• **What this task involves**
Each entry below should be returned exactly as is, with the pictures removed.

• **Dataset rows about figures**
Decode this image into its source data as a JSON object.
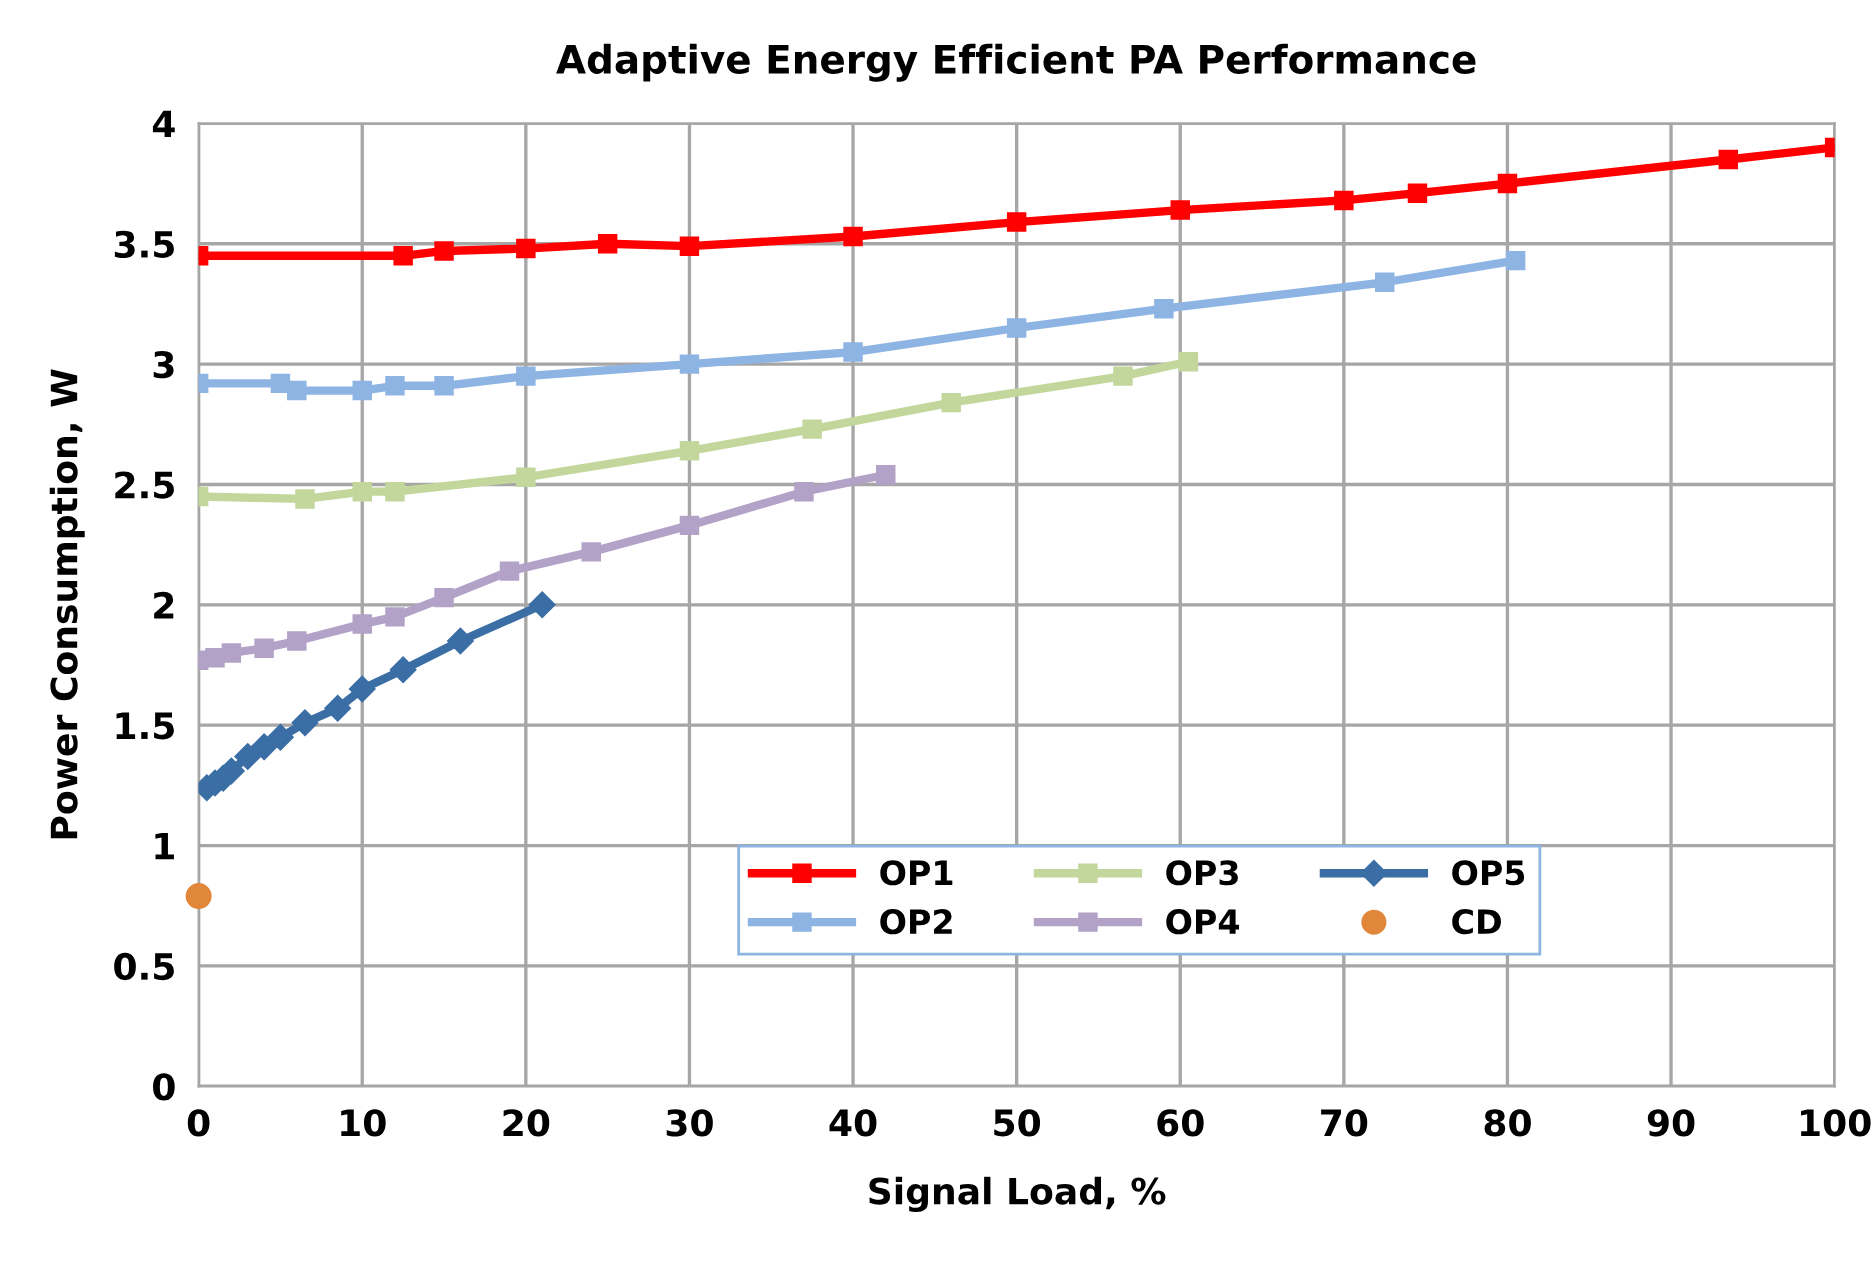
{
  "chart_data": {
    "type": "line",
    "title": "Adaptive Energy Efficient PA Performance",
    "xlabel": "Signal Load, %",
    "ylabel": "Power Consumption, W",
    "xlim": [
      0,
      100
    ],
    "xticks": [
      0,
      10,
      20,
      30,
      40,
      50,
      60,
      70,
      80,
      90,
      100
    ],
    "ylim": [
      0,
      4
    ],
    "yticks": [
      0,
      0.5,
      1,
      1.5,
      2,
      2.5,
      3,
      3.5,
      4
    ],
    "grid": true,
    "legend": "bottom right",
    "series": [
      {
        "name": "OP1",
        "color": "#ff0000",
        "marker": "square",
        "x": [
          0,
          12.5,
          15,
          20,
          25,
          30,
          40,
          50,
          60,
          70,
          74.5,
          80,
          93.5,
          100
        ],
        "values": [
          3.45,
          3.45,
          3.47,
          3.48,
          3.5,
          3.49,
          3.53,
          3.59,
          3.64,
          3.68,
          3.71,
          3.75,
          3.85,
          3.9
        ]
      },
      {
        "name": "OP2",
        "color": "#8db4e2",
        "marker": "square",
        "x": [
          0,
          5,
          6,
          10,
          12,
          15,
          20,
          30,
          40,
          50,
          59,
          72.5,
          80.5
        ],
        "values": [
          2.92,
          2.92,
          2.89,
          2.89,
          2.91,
          2.91,
          2.95,
          3.0,
          3.05,
          3.15,
          3.23,
          3.34,
          3.43
        ]
      },
      {
        "name": "OP3",
        "color": "#c3d69b",
        "marker": "square",
        "x": [
          0,
          6.5,
          10,
          12,
          20,
          30,
          37.5,
          46,
          56.5,
          60.5
        ],
        "values": [
          2.45,
          2.44,
          2.47,
          2.47,
          2.53,
          2.64,
          2.73,
          2.84,
          2.95,
          3.01
        ]
      },
      {
        "name": "OP4",
        "color": "#b3a2c7",
        "marker": "square",
        "x": [
          0,
          1,
          2,
          4,
          6,
          10,
          12,
          15,
          19,
          24,
          30,
          37,
          42
        ],
        "values": [
          1.77,
          1.78,
          1.8,
          1.82,
          1.85,
          1.92,
          1.95,
          2.03,
          2.14,
          2.22,
          2.33,
          2.47,
          2.54
        ]
      },
      {
        "name": "OP5",
        "color": "#3a6ea5",
        "marker": "diamond",
        "x": [
          0.5,
          1,
          1.5,
          2,
          3,
          4,
          5,
          6.5,
          8.5,
          10,
          12.5,
          16,
          21
        ],
        "values": [
          1.24,
          1.26,
          1.28,
          1.31,
          1.37,
          1.41,
          1.45,
          1.51,
          1.57,
          1.65,
          1.73,
          1.85,
          2.0
        ]
      },
      {
        "name": "CD",
        "color": "#e0873a",
        "marker": "circle",
        "type": "scatter",
        "x": [
          0
        ],
        "values": [
          0.79
        ]
      }
    ]
  }
}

• **Worked answer**
Decode this image into its source data as a JSON object.
{
  "chart_data": {
    "type": "line",
    "title": "Adaptive Energy Efficient PA Performance",
    "xlabel": "Signal Load, %",
    "ylabel": "Power Consumption, W",
    "xlim": [
      0,
      100
    ],
    "xticks": [
      0,
      10,
      20,
      30,
      40,
      50,
      60,
      70,
      80,
      90,
      100
    ],
    "ylim": [
      0,
      4
    ],
    "yticks": [
      0,
      0.5,
      1,
      1.5,
      2,
      2.5,
      3,
      3.5,
      4
    ],
    "grid": true,
    "legend": "bottom right",
    "series": [
      {
        "name": "OP1",
        "color": "#ff0000",
        "marker": "square",
        "x": [
          0,
          12.5,
          15,
          20,
          25,
          30,
          40,
          50,
          60,
          70,
          74.5,
          80,
          93.5,
          100
        ],
        "values": [
          3.45,
          3.45,
          3.47,
          3.48,
          3.5,
          3.49,
          3.53,
          3.59,
          3.64,
          3.68,
          3.71,
          3.75,
          3.85,
          3.9
        ]
      },
      {
        "name": "OP2",
        "color": "#8db4e2",
        "marker": "square",
        "x": [
          0,
          5,
          6,
          10,
          12,
          15,
          20,
          30,
          40,
          50,
          59,
          72.5,
          80.5
        ],
        "values": [
          2.92,
          2.92,
          2.89,
          2.89,
          2.91,
          2.91,
          2.95,
          3.0,
          3.05,
          3.15,
          3.23,
          3.34,
          3.43
        ]
      },
      {
        "name": "OP3",
        "color": "#c3d69b",
        "marker": "square",
        "x": [
          0,
          6.5,
          10,
          12,
          20,
          30,
          37.5,
          46,
          56.5,
          60.5
        ],
        "values": [
          2.45,
          2.44,
          2.47,
          2.47,
          2.53,
          2.64,
          2.73,
          2.84,
          2.95,
          3.01
        ]
      },
      {
        "name": "OP4",
        "color": "#b3a2c7",
        "marker": "square",
        "x": [
          0,
          1,
          2,
          4,
          6,
          10,
          12,
          15,
          19,
          24,
          30,
          37,
          42
        ],
        "values": [
          1.77,
          1.78,
          1.8,
          1.82,
          1.85,
          1.92,
          1.95,
          2.03,
          2.14,
          2.22,
          2.33,
          2.47,
          2.54
        ]
      },
      {
        "name": "OP5",
        "color": "#3a6ea5",
        "marker": "diamond",
        "x": [
          0.5,
          1,
          1.5,
          2,
          3,
          4,
          5,
          6.5,
          8.5,
          10,
          12.5,
          16,
          21
        ],
        "values": [
          1.24,
          1.26,
          1.28,
          1.31,
          1.37,
          1.41,
          1.45,
          1.51,
          1.57,
          1.65,
          1.73,
          1.85,
          2.0
        ]
      },
      {
        "name": "CD",
        "color": "#e0873a",
        "marker": "circle",
        "type": "scatter",
        "x": [
          0
        ],
        "values": [
          0.79
        ]
      }
    ]
  }
}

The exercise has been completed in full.